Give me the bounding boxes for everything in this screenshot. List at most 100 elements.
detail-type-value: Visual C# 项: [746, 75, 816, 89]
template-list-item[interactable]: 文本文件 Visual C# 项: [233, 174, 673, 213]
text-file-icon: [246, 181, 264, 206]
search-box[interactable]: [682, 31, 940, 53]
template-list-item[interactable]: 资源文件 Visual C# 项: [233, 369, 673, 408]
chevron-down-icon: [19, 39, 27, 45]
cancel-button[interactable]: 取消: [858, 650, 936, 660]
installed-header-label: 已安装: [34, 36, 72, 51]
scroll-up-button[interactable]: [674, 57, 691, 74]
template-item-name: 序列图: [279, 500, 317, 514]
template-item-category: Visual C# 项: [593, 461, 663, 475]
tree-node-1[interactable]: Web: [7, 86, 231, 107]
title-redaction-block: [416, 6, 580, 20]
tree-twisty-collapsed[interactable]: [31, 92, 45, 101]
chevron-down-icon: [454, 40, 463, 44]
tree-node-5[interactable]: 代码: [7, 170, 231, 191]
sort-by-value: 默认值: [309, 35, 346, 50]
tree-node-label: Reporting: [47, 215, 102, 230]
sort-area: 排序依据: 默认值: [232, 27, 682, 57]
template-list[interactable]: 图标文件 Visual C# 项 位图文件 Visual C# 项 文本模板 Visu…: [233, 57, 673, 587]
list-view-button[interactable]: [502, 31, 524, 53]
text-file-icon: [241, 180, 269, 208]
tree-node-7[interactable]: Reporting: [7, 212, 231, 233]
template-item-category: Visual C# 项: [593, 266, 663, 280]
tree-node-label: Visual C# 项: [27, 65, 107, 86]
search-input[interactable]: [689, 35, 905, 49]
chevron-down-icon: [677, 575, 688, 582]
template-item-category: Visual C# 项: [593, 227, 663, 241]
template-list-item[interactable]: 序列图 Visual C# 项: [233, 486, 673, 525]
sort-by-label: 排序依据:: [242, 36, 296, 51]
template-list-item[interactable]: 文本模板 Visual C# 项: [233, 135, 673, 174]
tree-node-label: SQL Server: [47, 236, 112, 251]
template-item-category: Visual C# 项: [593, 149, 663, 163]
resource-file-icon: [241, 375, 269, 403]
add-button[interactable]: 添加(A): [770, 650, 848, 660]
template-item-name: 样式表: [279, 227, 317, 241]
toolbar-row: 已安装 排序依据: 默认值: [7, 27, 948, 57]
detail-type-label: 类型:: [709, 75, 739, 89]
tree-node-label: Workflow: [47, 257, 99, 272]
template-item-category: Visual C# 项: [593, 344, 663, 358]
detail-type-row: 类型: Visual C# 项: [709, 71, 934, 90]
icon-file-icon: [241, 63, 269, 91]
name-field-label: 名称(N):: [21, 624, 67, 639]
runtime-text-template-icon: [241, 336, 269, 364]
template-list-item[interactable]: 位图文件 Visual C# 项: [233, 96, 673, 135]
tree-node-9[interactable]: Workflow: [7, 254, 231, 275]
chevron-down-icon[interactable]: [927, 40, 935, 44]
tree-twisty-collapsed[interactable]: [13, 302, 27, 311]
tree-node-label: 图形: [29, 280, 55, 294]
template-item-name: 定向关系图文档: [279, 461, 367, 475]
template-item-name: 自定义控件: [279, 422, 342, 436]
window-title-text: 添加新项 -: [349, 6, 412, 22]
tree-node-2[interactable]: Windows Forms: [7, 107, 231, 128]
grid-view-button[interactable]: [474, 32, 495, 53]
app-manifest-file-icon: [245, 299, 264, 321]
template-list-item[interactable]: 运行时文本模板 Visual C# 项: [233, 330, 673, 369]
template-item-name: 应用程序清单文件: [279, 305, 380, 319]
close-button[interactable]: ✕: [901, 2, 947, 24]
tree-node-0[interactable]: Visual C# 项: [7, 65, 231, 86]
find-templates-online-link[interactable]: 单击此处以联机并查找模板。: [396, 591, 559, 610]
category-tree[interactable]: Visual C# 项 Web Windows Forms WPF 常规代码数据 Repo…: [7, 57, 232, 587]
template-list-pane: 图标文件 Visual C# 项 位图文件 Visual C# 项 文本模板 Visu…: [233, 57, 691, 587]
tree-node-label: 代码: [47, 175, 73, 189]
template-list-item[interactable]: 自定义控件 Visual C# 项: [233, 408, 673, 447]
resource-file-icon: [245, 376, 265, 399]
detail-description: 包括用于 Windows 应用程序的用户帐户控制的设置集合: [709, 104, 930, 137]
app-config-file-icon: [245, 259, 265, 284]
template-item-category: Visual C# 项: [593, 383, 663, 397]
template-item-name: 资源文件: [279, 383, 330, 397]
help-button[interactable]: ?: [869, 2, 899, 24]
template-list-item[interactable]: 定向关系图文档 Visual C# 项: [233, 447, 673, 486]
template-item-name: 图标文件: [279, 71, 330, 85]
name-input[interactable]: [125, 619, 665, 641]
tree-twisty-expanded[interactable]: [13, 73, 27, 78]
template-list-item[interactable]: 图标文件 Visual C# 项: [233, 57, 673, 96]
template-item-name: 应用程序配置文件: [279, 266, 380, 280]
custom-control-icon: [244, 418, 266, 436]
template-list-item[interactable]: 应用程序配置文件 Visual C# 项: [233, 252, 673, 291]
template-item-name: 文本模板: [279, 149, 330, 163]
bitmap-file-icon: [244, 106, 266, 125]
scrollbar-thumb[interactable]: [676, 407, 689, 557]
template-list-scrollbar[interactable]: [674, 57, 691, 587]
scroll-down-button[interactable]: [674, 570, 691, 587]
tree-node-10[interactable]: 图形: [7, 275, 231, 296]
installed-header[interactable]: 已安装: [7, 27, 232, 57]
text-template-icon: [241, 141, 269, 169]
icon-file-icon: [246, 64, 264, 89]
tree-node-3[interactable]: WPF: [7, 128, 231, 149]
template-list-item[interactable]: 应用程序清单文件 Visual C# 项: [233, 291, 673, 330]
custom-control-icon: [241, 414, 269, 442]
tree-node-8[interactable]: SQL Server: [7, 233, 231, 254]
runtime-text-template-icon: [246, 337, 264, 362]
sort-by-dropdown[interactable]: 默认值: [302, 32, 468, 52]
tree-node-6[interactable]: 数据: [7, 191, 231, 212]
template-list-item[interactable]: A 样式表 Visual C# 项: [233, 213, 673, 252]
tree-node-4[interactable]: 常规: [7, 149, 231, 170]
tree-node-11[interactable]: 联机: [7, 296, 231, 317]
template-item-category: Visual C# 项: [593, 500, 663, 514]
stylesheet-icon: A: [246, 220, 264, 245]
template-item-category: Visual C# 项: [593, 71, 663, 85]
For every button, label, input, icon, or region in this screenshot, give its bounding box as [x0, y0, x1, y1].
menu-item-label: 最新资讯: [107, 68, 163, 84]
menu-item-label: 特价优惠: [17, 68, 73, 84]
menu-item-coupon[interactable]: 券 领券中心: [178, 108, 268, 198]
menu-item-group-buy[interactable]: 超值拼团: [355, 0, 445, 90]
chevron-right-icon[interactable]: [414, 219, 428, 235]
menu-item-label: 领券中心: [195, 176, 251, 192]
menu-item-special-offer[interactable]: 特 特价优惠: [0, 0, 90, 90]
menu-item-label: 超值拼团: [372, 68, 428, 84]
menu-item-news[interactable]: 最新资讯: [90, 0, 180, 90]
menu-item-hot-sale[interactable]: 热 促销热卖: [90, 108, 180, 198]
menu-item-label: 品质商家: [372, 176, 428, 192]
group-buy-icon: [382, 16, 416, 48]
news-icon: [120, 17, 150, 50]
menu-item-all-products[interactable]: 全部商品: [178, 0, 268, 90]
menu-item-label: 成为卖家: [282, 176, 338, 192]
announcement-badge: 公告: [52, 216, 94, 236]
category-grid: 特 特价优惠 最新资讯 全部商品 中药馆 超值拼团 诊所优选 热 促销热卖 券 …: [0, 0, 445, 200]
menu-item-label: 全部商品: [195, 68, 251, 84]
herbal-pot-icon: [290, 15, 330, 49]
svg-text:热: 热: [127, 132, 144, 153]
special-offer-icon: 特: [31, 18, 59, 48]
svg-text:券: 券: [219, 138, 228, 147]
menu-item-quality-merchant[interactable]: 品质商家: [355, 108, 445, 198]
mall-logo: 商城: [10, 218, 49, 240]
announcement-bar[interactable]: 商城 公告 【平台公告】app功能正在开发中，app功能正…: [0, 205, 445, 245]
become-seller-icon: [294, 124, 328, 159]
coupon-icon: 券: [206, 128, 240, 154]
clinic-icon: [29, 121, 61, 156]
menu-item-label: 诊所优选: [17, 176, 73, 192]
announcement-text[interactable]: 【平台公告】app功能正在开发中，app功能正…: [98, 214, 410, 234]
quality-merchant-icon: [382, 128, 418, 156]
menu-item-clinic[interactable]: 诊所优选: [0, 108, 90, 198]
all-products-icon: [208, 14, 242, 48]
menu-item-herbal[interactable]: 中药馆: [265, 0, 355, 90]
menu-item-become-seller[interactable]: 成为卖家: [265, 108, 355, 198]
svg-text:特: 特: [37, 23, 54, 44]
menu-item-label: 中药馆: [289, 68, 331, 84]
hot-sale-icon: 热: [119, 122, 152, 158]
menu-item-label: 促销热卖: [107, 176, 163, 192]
---
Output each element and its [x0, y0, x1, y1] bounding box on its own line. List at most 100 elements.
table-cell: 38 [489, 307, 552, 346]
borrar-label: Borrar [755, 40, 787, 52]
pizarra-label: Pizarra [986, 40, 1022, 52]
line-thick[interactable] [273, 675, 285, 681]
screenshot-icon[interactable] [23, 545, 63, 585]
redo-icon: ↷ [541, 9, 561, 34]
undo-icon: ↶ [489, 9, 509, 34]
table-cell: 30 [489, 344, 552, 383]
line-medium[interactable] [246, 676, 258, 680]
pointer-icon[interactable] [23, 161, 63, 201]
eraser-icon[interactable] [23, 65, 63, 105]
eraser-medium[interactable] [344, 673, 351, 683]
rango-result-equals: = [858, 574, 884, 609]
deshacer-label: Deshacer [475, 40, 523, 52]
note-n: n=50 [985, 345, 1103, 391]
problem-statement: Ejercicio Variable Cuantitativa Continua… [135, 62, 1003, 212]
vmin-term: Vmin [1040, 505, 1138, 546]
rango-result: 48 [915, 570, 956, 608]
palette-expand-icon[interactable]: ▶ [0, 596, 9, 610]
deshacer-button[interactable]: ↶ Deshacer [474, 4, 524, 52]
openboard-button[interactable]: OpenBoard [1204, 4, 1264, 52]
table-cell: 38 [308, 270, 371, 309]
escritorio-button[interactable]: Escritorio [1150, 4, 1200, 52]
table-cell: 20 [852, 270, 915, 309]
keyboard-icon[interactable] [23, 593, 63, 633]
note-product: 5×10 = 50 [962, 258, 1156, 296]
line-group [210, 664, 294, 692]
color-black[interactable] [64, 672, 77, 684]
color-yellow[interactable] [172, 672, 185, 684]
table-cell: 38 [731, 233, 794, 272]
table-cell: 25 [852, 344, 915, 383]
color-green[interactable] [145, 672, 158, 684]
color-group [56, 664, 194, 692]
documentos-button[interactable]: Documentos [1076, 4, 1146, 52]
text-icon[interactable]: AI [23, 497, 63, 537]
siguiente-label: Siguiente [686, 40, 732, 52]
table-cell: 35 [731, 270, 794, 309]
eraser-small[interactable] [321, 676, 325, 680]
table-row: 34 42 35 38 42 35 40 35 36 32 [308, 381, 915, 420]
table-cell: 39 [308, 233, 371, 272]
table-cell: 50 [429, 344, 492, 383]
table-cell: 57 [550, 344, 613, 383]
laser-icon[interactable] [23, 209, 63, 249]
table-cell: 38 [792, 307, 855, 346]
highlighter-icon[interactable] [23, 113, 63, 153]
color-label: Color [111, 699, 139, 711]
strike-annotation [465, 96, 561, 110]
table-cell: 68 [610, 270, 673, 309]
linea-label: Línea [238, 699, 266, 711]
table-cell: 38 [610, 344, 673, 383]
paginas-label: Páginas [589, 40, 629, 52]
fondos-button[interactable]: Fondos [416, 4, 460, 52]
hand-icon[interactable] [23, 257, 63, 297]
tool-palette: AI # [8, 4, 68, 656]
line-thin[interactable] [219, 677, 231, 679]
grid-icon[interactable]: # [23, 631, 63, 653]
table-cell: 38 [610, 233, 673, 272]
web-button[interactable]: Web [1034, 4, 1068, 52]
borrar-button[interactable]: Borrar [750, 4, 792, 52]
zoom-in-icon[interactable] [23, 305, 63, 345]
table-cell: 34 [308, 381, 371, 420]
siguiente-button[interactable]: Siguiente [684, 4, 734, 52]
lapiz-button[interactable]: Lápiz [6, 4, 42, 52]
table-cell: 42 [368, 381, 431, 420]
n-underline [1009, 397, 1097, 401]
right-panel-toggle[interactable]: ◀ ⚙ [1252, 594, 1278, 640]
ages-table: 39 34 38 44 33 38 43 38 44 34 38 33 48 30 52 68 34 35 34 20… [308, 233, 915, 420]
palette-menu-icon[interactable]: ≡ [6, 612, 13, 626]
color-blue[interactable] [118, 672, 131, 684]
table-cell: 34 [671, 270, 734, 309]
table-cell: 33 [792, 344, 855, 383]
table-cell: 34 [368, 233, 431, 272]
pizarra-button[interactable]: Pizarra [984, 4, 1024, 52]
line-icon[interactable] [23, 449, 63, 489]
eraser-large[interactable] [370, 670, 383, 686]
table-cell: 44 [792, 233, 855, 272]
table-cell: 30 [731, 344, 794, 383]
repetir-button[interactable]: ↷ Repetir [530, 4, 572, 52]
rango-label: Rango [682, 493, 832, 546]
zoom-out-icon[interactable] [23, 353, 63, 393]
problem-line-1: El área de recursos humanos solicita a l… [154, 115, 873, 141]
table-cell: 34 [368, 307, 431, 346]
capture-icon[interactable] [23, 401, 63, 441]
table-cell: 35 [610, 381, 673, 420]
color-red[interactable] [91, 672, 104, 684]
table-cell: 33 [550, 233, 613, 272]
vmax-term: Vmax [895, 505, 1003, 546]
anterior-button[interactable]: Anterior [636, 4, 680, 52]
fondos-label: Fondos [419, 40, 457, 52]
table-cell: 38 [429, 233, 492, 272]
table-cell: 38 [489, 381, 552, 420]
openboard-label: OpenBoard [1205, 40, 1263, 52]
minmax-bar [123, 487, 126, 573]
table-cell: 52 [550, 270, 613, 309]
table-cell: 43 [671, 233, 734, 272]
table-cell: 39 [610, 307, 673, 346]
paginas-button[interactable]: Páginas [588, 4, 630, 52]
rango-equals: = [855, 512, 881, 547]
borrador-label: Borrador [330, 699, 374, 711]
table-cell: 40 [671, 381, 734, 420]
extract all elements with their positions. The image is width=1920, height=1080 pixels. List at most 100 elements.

* ZADANE POLECENIE
Jak będą wyglądać wiersze listingu od wiersza z „Give me the” do wiersza z „template-list[interactable]: 图标文件 Visual”, jeśli zmienisz nazwę „chevron-down-icon” na „arrow-down-icon”, a resztę zostawisz bez zmian?

* GOTOWA ODPOWIEDŹ
Give me the bounding boxes for everything in this screenshot. List at most 100 elements.
detail-type-value: Visual C# 项: [746, 75, 816, 89]
template-list-item[interactable]: 文本文件 Visual C# 项: [233, 174, 673, 213]
text-file-icon: [246, 181, 264, 206]
search-box[interactable]: [682, 31, 940, 53]
template-list-item[interactable]: 资源文件 Visual C# 项: [233, 369, 673, 408]
arrow-down-icon: [19, 39, 27, 45]
cancel-button[interactable]: 取消: [858, 650, 936, 660]
installed-header-label: 已安装: [34, 36, 72, 51]
scroll-up-button[interactable]: [674, 57, 691, 74]
template-item-name: 序列图: [279, 500, 317, 514]
template-item-category: Visual C# 项: [593, 461, 663, 475]
tree-node-1[interactable]: Web: [7, 86, 231, 107]
title-redaction-block: [416, 6, 580, 20]
tree-twisty-collapsed[interactable]: [31, 92, 45, 101]
arrow-down-icon: [454, 40, 463, 44]
tree-node-5[interactable]: 代码: [7, 170, 231, 191]
sort-by-value: 默认值: [309, 35, 346, 50]
tree-node-label: Reporting: [47, 215, 102, 230]
sort-area: 排序依据: 默认值: [232, 27, 682, 57]
template-list[interactable]: 图标文件 Visual C# 项 位图文件 Visual C# 项 文本模板 Visu…: [233, 57, 673, 587]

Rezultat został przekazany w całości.